Records from a collection

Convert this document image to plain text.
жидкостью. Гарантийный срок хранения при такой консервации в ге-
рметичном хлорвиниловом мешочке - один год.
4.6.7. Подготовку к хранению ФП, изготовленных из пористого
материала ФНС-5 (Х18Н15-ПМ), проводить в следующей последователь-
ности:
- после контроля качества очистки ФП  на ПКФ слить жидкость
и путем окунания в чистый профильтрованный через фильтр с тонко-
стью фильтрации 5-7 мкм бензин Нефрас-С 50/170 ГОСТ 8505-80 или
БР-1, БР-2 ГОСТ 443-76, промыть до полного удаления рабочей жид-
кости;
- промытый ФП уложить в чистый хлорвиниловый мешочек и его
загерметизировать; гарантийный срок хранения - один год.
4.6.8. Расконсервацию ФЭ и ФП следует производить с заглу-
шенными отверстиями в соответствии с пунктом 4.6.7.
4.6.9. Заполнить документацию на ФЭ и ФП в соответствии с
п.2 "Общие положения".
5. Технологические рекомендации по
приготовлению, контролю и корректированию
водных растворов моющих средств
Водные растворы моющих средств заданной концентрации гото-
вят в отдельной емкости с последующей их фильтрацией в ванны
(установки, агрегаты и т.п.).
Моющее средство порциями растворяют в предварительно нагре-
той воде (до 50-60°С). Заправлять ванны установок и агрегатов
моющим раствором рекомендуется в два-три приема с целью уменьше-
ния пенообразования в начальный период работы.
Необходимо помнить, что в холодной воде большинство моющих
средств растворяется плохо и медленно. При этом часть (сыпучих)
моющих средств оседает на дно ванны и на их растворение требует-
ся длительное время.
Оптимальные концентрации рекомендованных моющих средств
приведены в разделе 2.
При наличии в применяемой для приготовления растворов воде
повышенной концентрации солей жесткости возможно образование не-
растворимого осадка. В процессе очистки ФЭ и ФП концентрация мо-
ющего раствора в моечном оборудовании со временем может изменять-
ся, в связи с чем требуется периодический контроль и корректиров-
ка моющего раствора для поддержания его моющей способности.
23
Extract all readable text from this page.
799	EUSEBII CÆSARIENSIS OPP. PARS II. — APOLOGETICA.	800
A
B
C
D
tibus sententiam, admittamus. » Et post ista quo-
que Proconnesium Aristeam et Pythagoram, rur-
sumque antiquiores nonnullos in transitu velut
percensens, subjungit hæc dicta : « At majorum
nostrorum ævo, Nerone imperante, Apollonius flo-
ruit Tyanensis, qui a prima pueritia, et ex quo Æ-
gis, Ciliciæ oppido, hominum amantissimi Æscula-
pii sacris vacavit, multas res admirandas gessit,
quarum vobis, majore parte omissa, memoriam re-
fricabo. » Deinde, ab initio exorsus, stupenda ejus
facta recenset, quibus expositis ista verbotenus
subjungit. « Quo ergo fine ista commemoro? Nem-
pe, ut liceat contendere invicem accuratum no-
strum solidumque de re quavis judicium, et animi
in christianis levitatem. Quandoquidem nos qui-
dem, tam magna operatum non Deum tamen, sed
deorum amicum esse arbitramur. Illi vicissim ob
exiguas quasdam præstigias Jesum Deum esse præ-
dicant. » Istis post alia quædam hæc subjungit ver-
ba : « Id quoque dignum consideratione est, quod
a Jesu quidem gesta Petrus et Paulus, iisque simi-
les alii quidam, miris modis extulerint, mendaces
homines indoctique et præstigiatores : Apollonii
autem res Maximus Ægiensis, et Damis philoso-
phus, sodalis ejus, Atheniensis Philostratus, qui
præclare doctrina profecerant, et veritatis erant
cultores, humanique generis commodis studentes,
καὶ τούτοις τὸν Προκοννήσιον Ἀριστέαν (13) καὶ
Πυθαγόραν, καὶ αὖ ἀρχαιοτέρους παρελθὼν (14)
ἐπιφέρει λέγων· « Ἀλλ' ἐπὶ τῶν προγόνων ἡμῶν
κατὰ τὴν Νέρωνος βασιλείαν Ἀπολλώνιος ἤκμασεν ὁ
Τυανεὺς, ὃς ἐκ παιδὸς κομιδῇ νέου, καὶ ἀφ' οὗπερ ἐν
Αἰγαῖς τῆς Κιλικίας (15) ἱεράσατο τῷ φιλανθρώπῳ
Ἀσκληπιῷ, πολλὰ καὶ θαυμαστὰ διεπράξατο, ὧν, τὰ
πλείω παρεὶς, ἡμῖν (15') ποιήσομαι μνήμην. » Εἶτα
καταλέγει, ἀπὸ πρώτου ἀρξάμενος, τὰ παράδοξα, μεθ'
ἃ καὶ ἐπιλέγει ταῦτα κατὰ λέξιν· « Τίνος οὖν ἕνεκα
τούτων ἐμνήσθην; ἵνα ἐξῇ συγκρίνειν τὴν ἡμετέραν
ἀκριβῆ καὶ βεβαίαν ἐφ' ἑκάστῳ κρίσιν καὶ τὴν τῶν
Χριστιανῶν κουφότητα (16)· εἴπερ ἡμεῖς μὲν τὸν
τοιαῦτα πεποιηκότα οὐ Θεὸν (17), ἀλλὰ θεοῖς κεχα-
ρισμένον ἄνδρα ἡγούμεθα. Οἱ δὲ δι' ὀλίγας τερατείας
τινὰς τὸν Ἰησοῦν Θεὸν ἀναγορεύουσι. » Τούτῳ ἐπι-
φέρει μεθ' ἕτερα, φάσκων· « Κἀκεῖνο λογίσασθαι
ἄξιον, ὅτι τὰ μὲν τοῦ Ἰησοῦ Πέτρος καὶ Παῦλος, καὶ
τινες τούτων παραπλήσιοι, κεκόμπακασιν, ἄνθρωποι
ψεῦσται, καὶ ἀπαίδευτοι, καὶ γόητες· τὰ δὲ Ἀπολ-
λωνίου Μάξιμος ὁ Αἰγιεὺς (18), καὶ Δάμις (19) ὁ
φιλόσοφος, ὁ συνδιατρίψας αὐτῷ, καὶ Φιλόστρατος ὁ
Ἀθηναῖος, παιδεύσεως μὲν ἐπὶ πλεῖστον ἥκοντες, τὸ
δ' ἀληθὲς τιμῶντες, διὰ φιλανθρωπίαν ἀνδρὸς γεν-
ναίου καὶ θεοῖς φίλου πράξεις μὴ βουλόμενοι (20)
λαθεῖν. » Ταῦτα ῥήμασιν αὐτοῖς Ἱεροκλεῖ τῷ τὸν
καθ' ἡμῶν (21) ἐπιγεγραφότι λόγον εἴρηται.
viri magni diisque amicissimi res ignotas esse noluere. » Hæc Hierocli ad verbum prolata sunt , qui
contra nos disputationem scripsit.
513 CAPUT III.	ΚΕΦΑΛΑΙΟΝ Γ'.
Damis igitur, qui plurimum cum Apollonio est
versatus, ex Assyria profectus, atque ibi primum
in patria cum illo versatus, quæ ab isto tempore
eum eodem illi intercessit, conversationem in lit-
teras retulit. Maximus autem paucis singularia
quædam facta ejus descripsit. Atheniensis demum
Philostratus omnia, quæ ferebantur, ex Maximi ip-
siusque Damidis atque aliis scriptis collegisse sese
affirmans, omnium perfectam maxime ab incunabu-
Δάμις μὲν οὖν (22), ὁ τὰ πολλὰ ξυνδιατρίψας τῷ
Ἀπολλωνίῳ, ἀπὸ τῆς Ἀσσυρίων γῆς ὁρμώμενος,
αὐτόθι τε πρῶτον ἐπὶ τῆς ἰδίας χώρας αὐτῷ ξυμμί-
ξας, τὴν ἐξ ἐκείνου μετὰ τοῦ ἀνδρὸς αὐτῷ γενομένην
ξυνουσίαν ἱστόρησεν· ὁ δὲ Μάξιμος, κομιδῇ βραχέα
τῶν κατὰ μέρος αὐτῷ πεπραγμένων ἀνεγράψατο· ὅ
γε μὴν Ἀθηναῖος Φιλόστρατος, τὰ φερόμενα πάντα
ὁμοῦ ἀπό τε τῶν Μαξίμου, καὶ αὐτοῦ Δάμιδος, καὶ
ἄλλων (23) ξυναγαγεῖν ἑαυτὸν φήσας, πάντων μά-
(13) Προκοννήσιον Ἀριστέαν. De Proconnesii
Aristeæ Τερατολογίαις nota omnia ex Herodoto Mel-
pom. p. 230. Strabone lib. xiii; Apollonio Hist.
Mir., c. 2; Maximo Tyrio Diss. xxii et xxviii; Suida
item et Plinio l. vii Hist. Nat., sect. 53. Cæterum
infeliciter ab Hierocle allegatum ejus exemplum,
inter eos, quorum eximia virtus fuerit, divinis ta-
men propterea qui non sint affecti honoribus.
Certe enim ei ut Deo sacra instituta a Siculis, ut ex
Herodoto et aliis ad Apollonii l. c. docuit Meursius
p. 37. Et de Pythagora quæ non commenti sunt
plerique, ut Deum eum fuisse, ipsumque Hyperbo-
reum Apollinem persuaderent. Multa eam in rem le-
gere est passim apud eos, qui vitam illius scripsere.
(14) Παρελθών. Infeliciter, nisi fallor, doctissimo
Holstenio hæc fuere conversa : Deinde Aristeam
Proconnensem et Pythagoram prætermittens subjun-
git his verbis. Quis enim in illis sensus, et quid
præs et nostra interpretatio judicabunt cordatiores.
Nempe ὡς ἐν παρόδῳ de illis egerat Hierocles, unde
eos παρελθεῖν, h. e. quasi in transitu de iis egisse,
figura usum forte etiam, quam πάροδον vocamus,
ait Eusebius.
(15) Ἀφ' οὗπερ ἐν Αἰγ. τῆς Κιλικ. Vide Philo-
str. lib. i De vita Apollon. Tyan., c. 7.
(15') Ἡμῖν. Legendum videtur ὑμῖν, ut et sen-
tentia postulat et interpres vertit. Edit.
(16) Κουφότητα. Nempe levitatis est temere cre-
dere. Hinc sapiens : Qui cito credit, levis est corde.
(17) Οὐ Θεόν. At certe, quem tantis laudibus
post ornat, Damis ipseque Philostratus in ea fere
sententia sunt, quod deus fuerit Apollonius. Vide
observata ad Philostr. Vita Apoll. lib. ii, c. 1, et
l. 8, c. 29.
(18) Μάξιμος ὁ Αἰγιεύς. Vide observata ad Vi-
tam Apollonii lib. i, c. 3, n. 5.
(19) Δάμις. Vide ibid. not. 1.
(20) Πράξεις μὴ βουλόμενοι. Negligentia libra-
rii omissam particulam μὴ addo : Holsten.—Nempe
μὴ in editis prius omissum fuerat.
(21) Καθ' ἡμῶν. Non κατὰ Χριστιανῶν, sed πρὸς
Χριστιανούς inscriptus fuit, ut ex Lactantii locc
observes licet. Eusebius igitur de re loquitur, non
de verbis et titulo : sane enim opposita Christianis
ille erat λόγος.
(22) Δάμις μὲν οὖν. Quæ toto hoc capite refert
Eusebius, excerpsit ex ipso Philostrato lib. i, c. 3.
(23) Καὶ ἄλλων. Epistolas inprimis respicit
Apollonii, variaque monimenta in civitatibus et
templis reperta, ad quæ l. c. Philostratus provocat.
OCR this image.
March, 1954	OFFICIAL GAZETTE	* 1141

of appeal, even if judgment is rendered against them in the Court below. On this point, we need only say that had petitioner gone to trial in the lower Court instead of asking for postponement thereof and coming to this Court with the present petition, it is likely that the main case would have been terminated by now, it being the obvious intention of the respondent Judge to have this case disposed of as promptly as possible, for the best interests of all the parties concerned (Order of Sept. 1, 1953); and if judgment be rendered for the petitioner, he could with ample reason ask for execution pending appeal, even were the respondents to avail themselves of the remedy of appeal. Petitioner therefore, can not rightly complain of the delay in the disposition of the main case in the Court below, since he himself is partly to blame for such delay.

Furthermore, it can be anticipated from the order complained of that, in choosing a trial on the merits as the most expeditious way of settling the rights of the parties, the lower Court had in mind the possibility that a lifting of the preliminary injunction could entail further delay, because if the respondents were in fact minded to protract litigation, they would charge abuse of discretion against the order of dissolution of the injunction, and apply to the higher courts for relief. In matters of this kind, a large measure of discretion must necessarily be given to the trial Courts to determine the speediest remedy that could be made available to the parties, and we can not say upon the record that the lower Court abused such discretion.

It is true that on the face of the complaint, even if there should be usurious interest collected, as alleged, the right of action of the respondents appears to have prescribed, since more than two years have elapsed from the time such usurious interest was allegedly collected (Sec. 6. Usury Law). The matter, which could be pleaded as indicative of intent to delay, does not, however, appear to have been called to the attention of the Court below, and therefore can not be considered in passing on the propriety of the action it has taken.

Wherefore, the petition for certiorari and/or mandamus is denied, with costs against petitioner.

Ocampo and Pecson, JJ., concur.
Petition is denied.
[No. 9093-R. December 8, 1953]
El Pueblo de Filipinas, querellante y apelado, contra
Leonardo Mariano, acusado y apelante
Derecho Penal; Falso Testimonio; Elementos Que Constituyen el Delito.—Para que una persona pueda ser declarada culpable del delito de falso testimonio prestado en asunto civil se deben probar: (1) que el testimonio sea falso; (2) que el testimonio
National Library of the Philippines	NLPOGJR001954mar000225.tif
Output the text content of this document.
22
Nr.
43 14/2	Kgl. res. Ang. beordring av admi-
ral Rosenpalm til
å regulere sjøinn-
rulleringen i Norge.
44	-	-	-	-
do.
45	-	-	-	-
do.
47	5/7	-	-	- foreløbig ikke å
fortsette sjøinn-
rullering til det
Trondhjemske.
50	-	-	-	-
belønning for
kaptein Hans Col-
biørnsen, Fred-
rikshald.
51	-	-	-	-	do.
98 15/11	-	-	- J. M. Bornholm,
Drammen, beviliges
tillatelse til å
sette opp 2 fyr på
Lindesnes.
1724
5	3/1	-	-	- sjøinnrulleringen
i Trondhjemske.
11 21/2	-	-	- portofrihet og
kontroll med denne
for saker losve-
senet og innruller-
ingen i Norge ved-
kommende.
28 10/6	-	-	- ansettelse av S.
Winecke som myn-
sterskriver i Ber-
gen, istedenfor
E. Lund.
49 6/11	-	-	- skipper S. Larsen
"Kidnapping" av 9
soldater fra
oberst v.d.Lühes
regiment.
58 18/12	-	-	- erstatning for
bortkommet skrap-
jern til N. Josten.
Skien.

**Instruction**
Transcribe, word for word, every line from the one containing "Output the text content of this document." through the final line of the entries, and nothing else.

**Result below**
Output the text content of this document.
22
Nr.
43 14/2	Kgl. res. Ang. beordring av admi-
ral Rosenpalm til
å regulere sjøinn-
rulleringen i Norge.
44	-	-	-	-
do.
45	-	-	-	-
do.
47	5/7	-	-	- foreløbig ikke å
fortsette sjøinn-
rullering til det
Trondhjemske.
50	-	-	-	-
belønning for
kaptein Hans Col-
biørnsen, Fred-
rikshald.
51	-	-	-	-	do.
98 15/11	-	-	- J. M. Bornholm,
Drammen, beviliges
tillatelse til å
sette opp 2 fyr på
Lindesnes.
1724
5	3/1	-	-	- sjøinnrulleringen
i Trondhjemske.
11 21/2	-	-	- portofrihet og
kontroll med denne
for saker losve-
senet og innruller-
ingen i Norge ved-
kommende.
28 10/6	-	-	- ansettelse av S.
Winecke som myn-
sterskriver i Ber-
gen, istedenfor
E. Lund.
49 6/11	-	-	- skipper S. Larsen
"Kidnapping" av 9
soldater fra
oberst v.d.Lühes
regiment.
58 18/12	-	-	- erstatning for
bortkommet skrap-
jern til N. Josten.
Skien.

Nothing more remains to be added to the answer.